▶ _AIM_:
The lines to extract begin at the one containing "What's the underlying" and run to the end of the listing; set them down exactly and alone.
------ RAW RECORDS
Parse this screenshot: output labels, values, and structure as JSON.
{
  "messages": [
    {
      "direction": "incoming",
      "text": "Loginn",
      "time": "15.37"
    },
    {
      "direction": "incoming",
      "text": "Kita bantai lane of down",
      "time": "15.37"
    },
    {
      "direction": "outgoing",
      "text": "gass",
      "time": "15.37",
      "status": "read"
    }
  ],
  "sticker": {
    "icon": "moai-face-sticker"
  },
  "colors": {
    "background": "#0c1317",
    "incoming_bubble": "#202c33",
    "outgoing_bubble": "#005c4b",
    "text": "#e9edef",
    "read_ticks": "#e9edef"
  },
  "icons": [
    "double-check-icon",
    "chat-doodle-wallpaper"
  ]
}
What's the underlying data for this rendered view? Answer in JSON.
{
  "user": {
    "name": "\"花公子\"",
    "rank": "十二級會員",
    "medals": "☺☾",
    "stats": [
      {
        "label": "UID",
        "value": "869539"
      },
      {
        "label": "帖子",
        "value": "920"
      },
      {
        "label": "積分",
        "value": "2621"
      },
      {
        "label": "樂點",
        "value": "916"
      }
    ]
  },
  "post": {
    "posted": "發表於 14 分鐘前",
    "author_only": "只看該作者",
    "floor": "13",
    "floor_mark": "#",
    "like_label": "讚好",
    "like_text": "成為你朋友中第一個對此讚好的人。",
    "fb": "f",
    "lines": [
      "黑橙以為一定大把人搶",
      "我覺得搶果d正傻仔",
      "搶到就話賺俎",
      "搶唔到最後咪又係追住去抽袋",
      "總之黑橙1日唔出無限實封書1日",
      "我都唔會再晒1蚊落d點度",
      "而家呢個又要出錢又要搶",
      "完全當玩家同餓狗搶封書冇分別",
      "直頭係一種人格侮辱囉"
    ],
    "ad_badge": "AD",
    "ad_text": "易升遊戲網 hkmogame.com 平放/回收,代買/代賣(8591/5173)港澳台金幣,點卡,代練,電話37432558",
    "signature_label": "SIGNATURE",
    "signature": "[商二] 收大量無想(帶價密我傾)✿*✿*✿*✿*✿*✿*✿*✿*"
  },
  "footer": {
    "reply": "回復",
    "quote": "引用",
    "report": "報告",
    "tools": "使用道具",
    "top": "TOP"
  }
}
------------
▶ _EXERCISE RESPONSE_:
What's the underlying data for this rendered view? Answer in JSON.
{
  "user": {
    "name": "\"花公子\"",
    "rank": "十二級會員",
    "medals": "☺☾",
    "stats": [
      {
        "label": "UID",
        "value": "869539"
      },
      {
        "label": "帖子",
        "value": "920"
      },
      {
        "label": "積分",
        "value": "2621"
      },
      {
        "label": "樂點",
        "value": "916"
      }
    ]
  },
  "post": {
    "posted": "發表於 14 分鐘前",
    "author_only": "只看該作者",
    "floor": "13",
    "floor_mark": "#",
    "like_label": "讚好",
    "like_text": "成為你朋友中第一個對此讚好的人。",
    "fb": "f",
    "lines": [
      "黑橙以為一定大把人搶",
      "我覺得搶果d正傻仔",
      "搶到就話賺俎",
      "搶唔到最後咪又係追住去抽袋",
      "總之黑橙1日唔出無限實封書1日",
      "我都唔會再晒1蚊落d點度",
      "而家呢個又要出錢又要搶",
      "完全當玩家同餓狗搶封書冇分別",
      "直頭係一種人格侮辱囉"
    ],
    "ad_badge": "AD",
    "ad_text": "易升遊戲網 hkmogame.com 平放/回收,代買/代賣(8591/5173)港澳台金幣,點卡,代練,電話37432558",
    "signature_label": "SIGNATURE",
    "signature": "[商二] 收大量無想(帶價密我傾)✿*✿*✿*✿*✿*✿*✿*✿*"
  },
  "footer": {
    "reply": "回復",
    "quote": "引用",
    "report": "報告",
    "tools": "使用道具",
    "top": "TOP"
  }
}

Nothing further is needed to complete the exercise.